## BEGIN Data lines

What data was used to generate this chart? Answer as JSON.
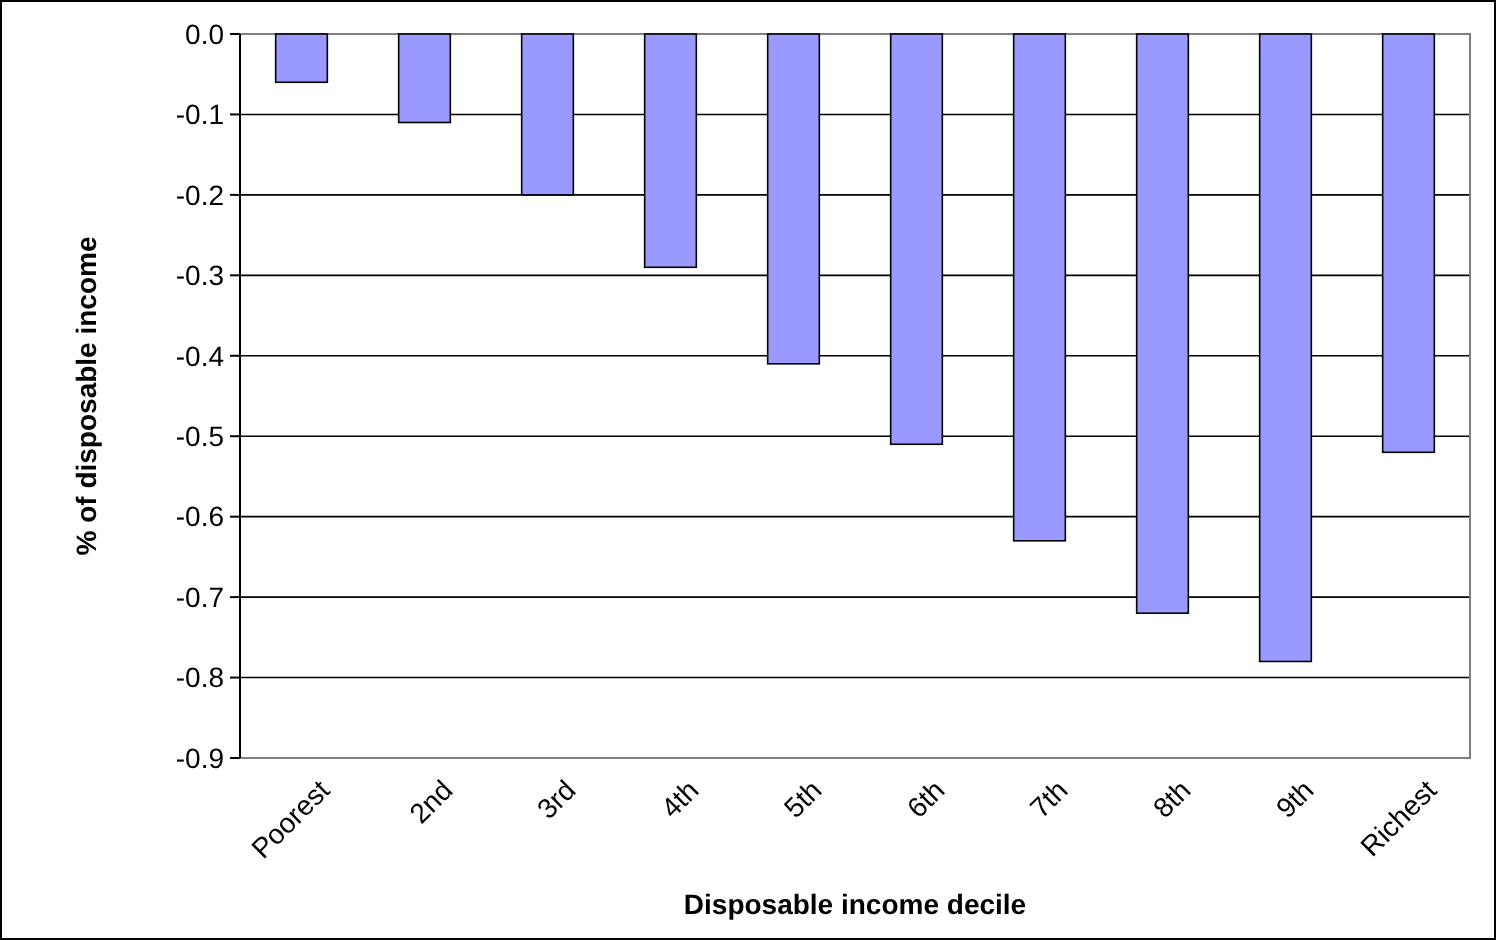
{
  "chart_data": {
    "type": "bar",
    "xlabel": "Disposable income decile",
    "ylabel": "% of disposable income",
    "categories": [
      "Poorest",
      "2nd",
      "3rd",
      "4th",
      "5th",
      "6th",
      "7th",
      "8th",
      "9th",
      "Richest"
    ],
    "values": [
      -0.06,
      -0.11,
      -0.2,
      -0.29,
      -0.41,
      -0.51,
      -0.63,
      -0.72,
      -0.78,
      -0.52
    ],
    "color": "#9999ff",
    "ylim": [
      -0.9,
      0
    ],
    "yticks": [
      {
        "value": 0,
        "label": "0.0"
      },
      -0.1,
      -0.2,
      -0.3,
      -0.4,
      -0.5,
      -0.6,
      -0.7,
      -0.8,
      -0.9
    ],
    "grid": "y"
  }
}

## END Data lines

Task objective –
Which lines contain the word "income"? Copy each one.

Exercise solution –
    "xlabel": "Disposable income decile",
    "ylabel": "% of disposable income",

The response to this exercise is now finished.